GIVEN INFORMATION |
-=-=-=-=-

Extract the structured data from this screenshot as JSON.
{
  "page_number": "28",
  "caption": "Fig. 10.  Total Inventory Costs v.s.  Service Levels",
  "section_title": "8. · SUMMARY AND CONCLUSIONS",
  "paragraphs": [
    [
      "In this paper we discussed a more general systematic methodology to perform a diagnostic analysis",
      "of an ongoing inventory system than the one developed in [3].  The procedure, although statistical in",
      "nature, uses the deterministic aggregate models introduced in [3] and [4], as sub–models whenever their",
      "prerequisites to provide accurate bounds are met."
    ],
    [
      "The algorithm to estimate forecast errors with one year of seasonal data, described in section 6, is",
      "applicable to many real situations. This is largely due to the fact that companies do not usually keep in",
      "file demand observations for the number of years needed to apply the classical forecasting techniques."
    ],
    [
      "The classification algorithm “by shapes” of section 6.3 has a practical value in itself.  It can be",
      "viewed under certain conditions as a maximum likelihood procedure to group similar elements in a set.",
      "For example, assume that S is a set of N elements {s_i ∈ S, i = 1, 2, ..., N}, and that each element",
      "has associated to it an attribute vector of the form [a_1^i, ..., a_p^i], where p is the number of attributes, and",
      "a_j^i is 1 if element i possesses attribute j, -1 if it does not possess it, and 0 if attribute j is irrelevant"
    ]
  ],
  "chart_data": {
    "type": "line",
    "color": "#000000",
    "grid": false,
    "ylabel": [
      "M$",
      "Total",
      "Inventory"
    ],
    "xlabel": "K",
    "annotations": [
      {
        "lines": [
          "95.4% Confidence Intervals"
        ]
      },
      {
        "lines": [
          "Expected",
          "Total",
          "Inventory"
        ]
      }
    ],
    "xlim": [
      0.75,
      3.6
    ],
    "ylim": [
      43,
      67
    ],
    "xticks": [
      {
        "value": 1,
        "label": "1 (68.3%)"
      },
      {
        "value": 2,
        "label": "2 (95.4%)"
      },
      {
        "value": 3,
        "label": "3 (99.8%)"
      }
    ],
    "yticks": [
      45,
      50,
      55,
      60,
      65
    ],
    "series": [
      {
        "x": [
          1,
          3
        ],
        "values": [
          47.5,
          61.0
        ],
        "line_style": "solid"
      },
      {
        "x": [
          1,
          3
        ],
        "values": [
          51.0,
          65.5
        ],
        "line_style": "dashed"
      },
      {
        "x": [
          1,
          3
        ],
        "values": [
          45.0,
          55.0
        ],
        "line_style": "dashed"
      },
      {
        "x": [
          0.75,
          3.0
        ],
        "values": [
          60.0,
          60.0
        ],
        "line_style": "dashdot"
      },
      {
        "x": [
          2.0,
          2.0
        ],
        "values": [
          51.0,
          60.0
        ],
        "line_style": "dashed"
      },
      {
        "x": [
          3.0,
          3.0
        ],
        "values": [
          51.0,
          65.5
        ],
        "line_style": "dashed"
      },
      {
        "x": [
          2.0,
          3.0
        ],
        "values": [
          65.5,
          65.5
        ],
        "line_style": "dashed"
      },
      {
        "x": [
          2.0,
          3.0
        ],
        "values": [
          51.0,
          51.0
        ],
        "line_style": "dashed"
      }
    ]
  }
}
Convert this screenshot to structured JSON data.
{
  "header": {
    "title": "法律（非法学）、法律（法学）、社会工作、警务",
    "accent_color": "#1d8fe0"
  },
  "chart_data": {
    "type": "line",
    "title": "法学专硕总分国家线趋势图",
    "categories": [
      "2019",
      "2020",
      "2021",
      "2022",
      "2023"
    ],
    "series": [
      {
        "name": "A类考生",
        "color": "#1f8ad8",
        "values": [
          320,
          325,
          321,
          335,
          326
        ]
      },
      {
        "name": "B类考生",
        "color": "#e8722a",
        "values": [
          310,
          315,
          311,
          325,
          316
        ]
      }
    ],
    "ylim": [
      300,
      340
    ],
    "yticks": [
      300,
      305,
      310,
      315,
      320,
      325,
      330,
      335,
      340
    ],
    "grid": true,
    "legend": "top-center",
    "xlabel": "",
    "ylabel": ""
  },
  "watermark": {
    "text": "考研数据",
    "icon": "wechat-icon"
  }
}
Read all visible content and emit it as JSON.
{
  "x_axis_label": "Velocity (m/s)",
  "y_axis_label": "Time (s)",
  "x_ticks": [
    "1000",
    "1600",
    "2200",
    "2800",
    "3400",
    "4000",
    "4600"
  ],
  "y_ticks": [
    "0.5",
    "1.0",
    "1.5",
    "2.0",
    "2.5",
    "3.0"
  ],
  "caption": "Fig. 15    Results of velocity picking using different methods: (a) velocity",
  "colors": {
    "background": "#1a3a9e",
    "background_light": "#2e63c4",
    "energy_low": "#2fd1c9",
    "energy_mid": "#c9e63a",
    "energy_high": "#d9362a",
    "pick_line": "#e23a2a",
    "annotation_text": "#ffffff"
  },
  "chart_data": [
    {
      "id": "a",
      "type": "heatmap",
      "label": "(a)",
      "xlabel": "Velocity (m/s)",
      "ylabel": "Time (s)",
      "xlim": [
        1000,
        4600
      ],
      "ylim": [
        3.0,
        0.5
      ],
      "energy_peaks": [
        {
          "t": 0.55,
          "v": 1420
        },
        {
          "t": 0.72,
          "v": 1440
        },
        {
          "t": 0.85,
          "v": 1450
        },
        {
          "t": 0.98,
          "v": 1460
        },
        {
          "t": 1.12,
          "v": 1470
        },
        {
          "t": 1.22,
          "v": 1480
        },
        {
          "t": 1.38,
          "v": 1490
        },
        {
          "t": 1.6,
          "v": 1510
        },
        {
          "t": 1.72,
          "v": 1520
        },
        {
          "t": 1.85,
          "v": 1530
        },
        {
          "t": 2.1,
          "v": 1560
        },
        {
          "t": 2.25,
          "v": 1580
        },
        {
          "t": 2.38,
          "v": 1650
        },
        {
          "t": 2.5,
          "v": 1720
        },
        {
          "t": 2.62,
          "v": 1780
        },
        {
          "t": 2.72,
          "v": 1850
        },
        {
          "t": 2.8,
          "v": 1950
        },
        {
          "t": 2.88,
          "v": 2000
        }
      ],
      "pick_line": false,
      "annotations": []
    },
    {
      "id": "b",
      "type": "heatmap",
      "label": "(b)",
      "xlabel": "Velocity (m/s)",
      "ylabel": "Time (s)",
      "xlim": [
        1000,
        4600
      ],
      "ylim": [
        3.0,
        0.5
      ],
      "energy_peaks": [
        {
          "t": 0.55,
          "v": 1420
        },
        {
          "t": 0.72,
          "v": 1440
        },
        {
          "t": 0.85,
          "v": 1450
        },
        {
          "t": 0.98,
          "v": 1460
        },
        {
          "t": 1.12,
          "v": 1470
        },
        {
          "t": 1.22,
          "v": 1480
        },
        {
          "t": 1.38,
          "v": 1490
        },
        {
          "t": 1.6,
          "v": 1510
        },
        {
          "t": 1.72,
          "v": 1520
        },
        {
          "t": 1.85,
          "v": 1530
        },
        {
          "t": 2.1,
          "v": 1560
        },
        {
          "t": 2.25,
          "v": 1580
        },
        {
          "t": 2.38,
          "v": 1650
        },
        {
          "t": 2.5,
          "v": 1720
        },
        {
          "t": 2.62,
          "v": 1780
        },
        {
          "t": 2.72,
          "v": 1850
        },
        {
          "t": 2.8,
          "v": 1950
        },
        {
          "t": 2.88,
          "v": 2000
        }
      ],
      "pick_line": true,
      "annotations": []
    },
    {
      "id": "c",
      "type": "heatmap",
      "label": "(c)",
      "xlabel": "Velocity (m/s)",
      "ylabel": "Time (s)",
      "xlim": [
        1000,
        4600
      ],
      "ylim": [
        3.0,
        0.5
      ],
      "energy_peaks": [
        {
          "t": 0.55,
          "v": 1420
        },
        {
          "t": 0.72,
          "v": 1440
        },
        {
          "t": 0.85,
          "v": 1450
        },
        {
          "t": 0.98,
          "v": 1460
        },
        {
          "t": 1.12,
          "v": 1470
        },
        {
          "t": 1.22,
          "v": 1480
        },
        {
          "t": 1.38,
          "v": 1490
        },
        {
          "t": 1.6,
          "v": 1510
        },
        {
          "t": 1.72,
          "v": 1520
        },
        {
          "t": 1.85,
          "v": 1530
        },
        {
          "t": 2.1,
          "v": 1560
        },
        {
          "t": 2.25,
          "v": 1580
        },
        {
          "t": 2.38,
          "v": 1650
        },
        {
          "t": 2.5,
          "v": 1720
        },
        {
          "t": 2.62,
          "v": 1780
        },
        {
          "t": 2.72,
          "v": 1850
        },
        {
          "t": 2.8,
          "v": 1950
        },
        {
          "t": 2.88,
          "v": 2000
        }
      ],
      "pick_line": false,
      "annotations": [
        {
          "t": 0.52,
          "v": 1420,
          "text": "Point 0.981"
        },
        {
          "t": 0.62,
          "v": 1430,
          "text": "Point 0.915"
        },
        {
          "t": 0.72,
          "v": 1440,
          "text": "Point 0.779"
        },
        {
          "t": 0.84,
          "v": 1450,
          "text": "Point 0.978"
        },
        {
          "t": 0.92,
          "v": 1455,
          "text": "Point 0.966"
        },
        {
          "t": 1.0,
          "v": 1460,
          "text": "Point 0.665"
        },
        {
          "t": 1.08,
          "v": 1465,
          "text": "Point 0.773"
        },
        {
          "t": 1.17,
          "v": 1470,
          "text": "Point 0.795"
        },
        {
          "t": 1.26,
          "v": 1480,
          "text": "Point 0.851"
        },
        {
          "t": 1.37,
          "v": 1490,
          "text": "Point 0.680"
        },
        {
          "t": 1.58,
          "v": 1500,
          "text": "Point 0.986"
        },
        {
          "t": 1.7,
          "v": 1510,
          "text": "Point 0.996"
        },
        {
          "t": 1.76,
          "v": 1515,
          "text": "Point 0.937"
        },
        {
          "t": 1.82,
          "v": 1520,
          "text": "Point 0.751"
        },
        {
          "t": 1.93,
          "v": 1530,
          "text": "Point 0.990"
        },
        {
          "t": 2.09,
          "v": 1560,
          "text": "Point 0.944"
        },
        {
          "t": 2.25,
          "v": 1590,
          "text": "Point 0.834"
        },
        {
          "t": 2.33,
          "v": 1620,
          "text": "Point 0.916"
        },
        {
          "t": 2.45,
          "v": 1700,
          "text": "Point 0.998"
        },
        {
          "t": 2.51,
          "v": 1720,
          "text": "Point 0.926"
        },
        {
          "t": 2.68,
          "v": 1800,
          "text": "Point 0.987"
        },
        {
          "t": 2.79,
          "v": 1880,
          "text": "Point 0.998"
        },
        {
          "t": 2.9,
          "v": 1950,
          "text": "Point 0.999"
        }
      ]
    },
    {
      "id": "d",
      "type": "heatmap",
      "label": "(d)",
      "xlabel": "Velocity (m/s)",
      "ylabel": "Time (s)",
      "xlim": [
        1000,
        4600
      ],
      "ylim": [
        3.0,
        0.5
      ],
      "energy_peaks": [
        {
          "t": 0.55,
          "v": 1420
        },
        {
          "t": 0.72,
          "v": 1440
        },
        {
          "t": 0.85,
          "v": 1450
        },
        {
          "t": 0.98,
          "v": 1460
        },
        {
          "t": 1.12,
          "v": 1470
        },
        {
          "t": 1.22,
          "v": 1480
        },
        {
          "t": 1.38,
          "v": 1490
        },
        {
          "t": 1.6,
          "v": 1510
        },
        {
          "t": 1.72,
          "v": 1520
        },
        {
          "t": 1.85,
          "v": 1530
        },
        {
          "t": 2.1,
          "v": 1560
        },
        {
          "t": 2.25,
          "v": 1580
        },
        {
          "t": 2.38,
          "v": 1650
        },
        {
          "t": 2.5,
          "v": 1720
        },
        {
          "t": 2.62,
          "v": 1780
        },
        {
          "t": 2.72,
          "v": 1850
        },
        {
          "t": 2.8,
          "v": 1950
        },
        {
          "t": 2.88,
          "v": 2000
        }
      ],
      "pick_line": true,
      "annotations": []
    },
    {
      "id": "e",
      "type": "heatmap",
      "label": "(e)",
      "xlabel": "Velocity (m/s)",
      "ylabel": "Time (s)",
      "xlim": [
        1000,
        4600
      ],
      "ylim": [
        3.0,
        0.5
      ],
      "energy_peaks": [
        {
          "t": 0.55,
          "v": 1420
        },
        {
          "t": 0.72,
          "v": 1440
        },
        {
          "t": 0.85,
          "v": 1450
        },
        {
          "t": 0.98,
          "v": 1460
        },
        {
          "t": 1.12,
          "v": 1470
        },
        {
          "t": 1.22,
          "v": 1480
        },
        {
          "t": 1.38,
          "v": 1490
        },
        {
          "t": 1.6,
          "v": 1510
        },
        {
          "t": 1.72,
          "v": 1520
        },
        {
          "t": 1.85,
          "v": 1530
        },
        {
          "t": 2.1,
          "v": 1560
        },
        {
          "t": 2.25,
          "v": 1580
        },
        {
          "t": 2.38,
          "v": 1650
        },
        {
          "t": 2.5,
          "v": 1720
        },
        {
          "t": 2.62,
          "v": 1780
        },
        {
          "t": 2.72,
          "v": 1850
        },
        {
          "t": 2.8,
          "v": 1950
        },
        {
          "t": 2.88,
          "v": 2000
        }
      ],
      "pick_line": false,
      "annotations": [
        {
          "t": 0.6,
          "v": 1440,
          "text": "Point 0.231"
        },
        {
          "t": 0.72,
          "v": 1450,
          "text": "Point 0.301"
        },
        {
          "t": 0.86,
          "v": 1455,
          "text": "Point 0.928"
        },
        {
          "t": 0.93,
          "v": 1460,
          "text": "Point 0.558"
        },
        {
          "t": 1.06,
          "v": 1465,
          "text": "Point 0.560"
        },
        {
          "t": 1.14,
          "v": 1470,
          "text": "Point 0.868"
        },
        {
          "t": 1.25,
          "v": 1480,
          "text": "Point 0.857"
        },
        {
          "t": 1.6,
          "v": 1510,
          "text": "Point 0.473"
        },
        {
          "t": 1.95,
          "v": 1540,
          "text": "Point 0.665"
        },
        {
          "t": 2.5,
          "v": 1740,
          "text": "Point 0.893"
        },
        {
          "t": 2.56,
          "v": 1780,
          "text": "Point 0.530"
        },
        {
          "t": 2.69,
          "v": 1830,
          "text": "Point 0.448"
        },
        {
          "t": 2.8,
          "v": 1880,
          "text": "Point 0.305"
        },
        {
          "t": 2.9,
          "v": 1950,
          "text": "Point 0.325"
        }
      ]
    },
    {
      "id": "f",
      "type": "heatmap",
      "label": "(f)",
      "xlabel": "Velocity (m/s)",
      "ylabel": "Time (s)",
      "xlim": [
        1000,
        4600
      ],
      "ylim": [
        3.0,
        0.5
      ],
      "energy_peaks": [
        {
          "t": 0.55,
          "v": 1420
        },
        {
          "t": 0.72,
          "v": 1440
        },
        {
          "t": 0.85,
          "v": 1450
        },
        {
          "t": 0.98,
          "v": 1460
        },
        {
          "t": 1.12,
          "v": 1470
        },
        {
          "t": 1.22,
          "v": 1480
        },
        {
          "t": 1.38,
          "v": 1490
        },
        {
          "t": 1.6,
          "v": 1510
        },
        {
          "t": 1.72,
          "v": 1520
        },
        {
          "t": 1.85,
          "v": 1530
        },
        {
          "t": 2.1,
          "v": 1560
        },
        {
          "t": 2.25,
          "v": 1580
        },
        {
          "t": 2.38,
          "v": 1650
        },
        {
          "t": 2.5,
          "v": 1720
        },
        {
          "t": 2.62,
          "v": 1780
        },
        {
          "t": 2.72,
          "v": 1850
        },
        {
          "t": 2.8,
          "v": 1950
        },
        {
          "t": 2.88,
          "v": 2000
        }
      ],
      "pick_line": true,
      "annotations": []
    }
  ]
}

-=-=-=-=-

WRITTEN TASK | Go through the records and pull out each line that includes the word "structured".

RESULT |
Extract the structured data from this screenshot as JSON.
Convert this screenshot to structured JSON data.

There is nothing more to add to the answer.